**Your task**
Retype the whole listing, please, keeping every line exact and dropping the pictures.

* Begin *

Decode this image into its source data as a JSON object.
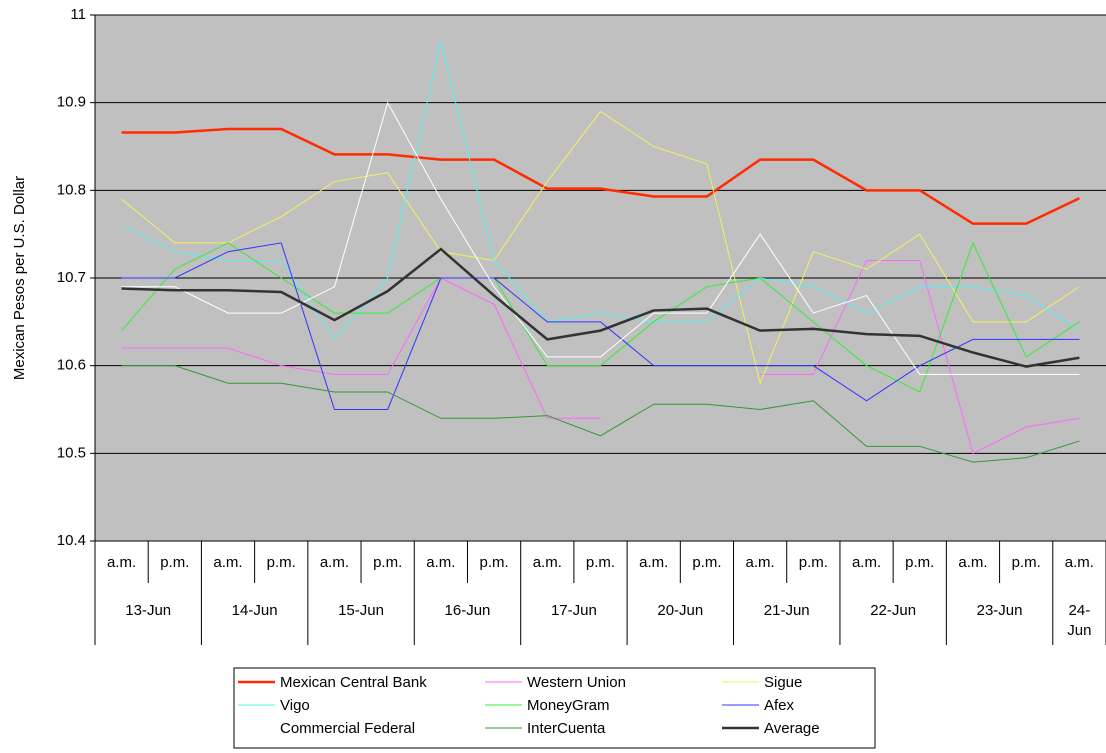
{
  "chart_data": {
    "type": "line",
    "y_label": "Mexican Pesos per U.S. Dollar",
    "groups": [
      {
        "label": "13-Jun",
        "categories": [
          "a.m.",
          "p.m."
        ]
      },
      {
        "label": "14-Jun",
        "categories": [
          "a.m.",
          "p.m."
        ]
      },
      {
        "label": "15-Jun",
        "categories": [
          "a.m.",
          "p.m."
        ]
      },
      {
        "label": "16-Jun",
        "categories": [
          "a.m.",
          "p.m."
        ]
      },
      {
        "label": "17-Jun",
        "categories": [
          "a.m.",
          "p.m."
        ]
      },
      {
        "label": "20-Jun",
        "categories": [
          "a.m.",
          "p.m."
        ]
      },
      {
        "label": "21-Jun",
        "categories": [
          "a.m.",
          "p.m."
        ]
      },
      {
        "label": "22-Jun",
        "categories": [
          "a.m.",
          "p.m."
        ]
      },
      {
        "label": "23-Jun",
        "categories": [
          "a.m.",
          "p.m."
        ]
      },
      {
        "label": "24-Jun",
        "categories": [
          "a.m."
        ]
      }
    ],
    "ylim": [
      10.4,
      11
    ],
    "yticks": [
      10.4,
      10.5,
      10.6,
      10.7,
      10.8,
      10.9,
      11
    ],
    "grid": true,
    "legend": "bottom",
    "series": [
      {
        "name": "Mexican Central Bank",
        "color": "#ff2a00",
        "width": 2.5,
        "values": [
          10.866,
          10.866,
          10.87,
          10.87,
          10.841,
          10.841,
          10.835,
          10.835,
          10.802,
          10.802,
          10.793,
          10.793,
          10.835,
          10.835,
          10.8,
          10.8,
          10.762,
          10.762,
          10.791
        ]
      },
      {
        "name": "Western Union",
        "color": "#ff66ff",
        "width": 1,
        "values": [
          10.62,
          10.62,
          10.62,
          10.6,
          10.59,
          10.59,
          10.7,
          10.67,
          10.54,
          10.54,
          null,
          null,
          10.59,
          10.59,
          10.72,
          10.72,
          10.5,
          10.53,
          10.54
        ]
      },
      {
        "name": "Sigue",
        "color": "#f2f25a",
        "width": 1,
        "values": [
          10.79,
          10.74,
          10.74,
          10.77,
          10.81,
          10.82,
          10.73,
          10.72,
          10.81,
          10.89,
          10.85,
          10.83,
          10.58,
          10.73,
          10.71,
          10.75,
          10.65,
          10.65,
          10.69
        ]
      },
      {
        "name": "Vigo",
        "color": "#55f0f0",
        "width": 1,
        "values": [
          10.76,
          10.73,
          10.72,
          10.72,
          10.63,
          10.7,
          10.97,
          10.72,
          10.65,
          10.66,
          10.65,
          10.65,
          10.7,
          10.69,
          10.66,
          10.69,
          10.69,
          10.68,
          10.64
        ]
      },
      {
        "name": "MoneyGram",
        "color": "#33ee33",
        "width": 1,
        "values": [
          10.64,
          10.71,
          10.74,
          10.7,
          10.66,
          10.66,
          10.7,
          10.7,
          10.6,
          10.6,
          10.65,
          10.69,
          10.7,
          10.65,
          10.6,
          10.57,
          10.74,
          10.61,
          10.65
        ]
      },
      {
        "name": "Afex",
        "color": "#3333ff",
        "width": 1,
        "values": [
          10.7,
          10.7,
          10.73,
          10.74,
          10.55,
          10.55,
          10.7,
          10.7,
          10.65,
          10.65,
          10.6,
          10.6,
          10.6,
          10.6,
          10.56,
          10.6,
          10.63,
          10.63,
          10.63
        ]
      },
      {
        "name": "Commercial Federal",
        "color": "#ffffff",
        "width": 1,
        "values": [
          10.69,
          10.69,
          10.66,
          10.66,
          10.69,
          10.9,
          10.79,
          10.69,
          10.61,
          10.61,
          10.66,
          10.66,
          10.75,
          10.66,
          10.68,
          10.59,
          10.59,
          10.59,
          10.59
        ]
      },
      {
        "name": "InterCuenta",
        "color": "#339933",
        "width": 1,
        "values": [
          10.6,
          10.6,
          10.58,
          10.58,
          10.57,
          10.57,
          10.54,
          10.54,
          10.543,
          10.52,
          10.556,
          10.556,
          10.55,
          10.56,
          10.508,
          10.508,
          10.49,
          10.495,
          10.514
        ]
      },
      {
        "name": "Average",
        "color": "#333333",
        "width": 2.5,
        "values": [
          10.688,
          10.686,
          10.686,
          10.684,
          10.652,
          10.685,
          10.733,
          10.68,
          10.63,
          10.64,
          10.663,
          10.665,
          10.64,
          10.642,
          10.636,
          10.634,
          10.615,
          10.599,
          10.609
        ]
      }
    ]
  }
}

* End *

**Response to this task**
Decode this image into its source data as a JSON object.
{
  "chart_data": {
    "type": "line",
    "y_label": "Mexican Pesos per U.S. Dollar",
    "groups": [
      {
        "label": "13-Jun",
        "categories": [
          "a.m.",
          "p.m."
        ]
      },
      {
        "label": "14-Jun",
        "categories": [
          "a.m.",
          "p.m."
        ]
      },
      {
        "label": "15-Jun",
        "categories": [
          "a.m.",
          "p.m."
        ]
      },
      {
        "label": "16-Jun",
        "categories": [
          "a.m.",
          "p.m."
        ]
      },
      {
        "label": "17-Jun",
        "categories": [
          "a.m.",
          "p.m."
        ]
      },
      {
        "label": "20-Jun",
        "categories": [
          "a.m.",
          "p.m."
        ]
      },
      {
        "label": "21-Jun",
        "categories": [
          "a.m.",
          "p.m."
        ]
      },
      {
        "label": "22-Jun",
        "categories": [
          "a.m.",
          "p.m."
        ]
      },
      {
        "label": "23-Jun",
        "categories": [
          "a.m.",
          "p.m."
        ]
      },
      {
        "label": "24-Jun",
        "categories": [
          "a.m."
        ]
      }
    ],
    "ylim": [
      10.4,
      11
    ],
    "yticks": [
      10.4,
      10.5,
      10.6,
      10.7,
      10.8,
      10.9,
      11
    ],
    "grid": true,
    "legend": "bottom",
    "series": [
      {
        "name": "Mexican Central Bank",
        "color": "#ff2a00",
        "width": 2.5,
        "values": [
          10.866,
          10.866,
          10.87,
          10.87,
          10.841,
          10.841,
          10.835,
          10.835,
          10.802,
          10.802,
          10.793,
          10.793,
          10.835,
          10.835,
          10.8,
          10.8,
          10.762,
          10.762,
          10.791
        ]
      },
      {
        "name": "Western Union",
        "color": "#ff66ff",
        "width": 1,
        "values": [
          10.62,
          10.62,
          10.62,
          10.6,
          10.59,
          10.59,
          10.7,
          10.67,
          10.54,
          10.54,
          null,
          null,
          10.59,
          10.59,
          10.72,
          10.72,
          10.5,
          10.53,
          10.54
        ]
      },
      {
        "name": "Sigue",
        "color": "#f2f25a",
        "width": 1,
        "values": [
          10.79,
          10.74,
          10.74,
          10.77,
          10.81,
          10.82,
          10.73,
          10.72,
          10.81,
          10.89,
          10.85,
          10.83,
          10.58,
          10.73,
          10.71,
          10.75,
          10.65,
          10.65,
          10.69
        ]
      },
      {
        "name": "Vigo",
        "color": "#55f0f0",
        "width": 1,
        "values": [
          10.76,
          10.73,
          10.72,
          10.72,
          10.63,
          10.7,
          10.97,
          10.72,
          10.65,
          10.66,
          10.65,
          10.65,
          10.7,
          10.69,
          10.66,
          10.69,
          10.69,
          10.68,
          10.64
        ]
      },
      {
        "name": "MoneyGram",
        "color": "#33ee33",
        "width": 1,
        "values": [
          10.64,
          10.71,
          10.74,
          10.7,
          10.66,
          10.66,
          10.7,
          10.7,
          10.6,
          10.6,
          10.65,
          10.69,
          10.7,
          10.65,
          10.6,
          10.57,
          10.74,
          10.61,
          10.65
        ]
      },
      {
        "name": "Afex",
        "color": "#3333ff",
        "width": 1,
        "values": [
          10.7,
          10.7,
          10.73,
          10.74,
          10.55,
          10.55,
          10.7,
          10.7,
          10.65,
          10.65,
          10.6,
          10.6,
          10.6,
          10.6,
          10.56,
          10.6,
          10.63,
          10.63,
          10.63
        ]
      },
      {
        "name": "Commercial Federal",
        "color": "#ffffff",
        "width": 1,
        "values": [
          10.69,
          10.69,
          10.66,
          10.66,
          10.69,
          10.9,
          10.79,
          10.69,
          10.61,
          10.61,
          10.66,
          10.66,
          10.75,
          10.66,
          10.68,
          10.59,
          10.59,
          10.59,
          10.59
        ]
      },
      {
        "name": "InterCuenta",
        "color": "#339933",
        "width": 1,
        "values": [
          10.6,
          10.6,
          10.58,
          10.58,
          10.57,
          10.57,
          10.54,
          10.54,
          10.543,
          10.52,
          10.556,
          10.556,
          10.55,
          10.56,
          10.508,
          10.508,
          10.49,
          10.495,
          10.514
        ]
      },
      {
        "name": "Average",
        "color": "#333333",
        "width": 2.5,
        "values": [
          10.688,
          10.686,
          10.686,
          10.684,
          10.652,
          10.685,
          10.733,
          10.68,
          10.63,
          10.64,
          10.663,
          10.665,
          10.64,
          10.642,
          10.636,
          10.634,
          10.615,
          10.599,
          10.609
        ]
      }
    ]
  }
}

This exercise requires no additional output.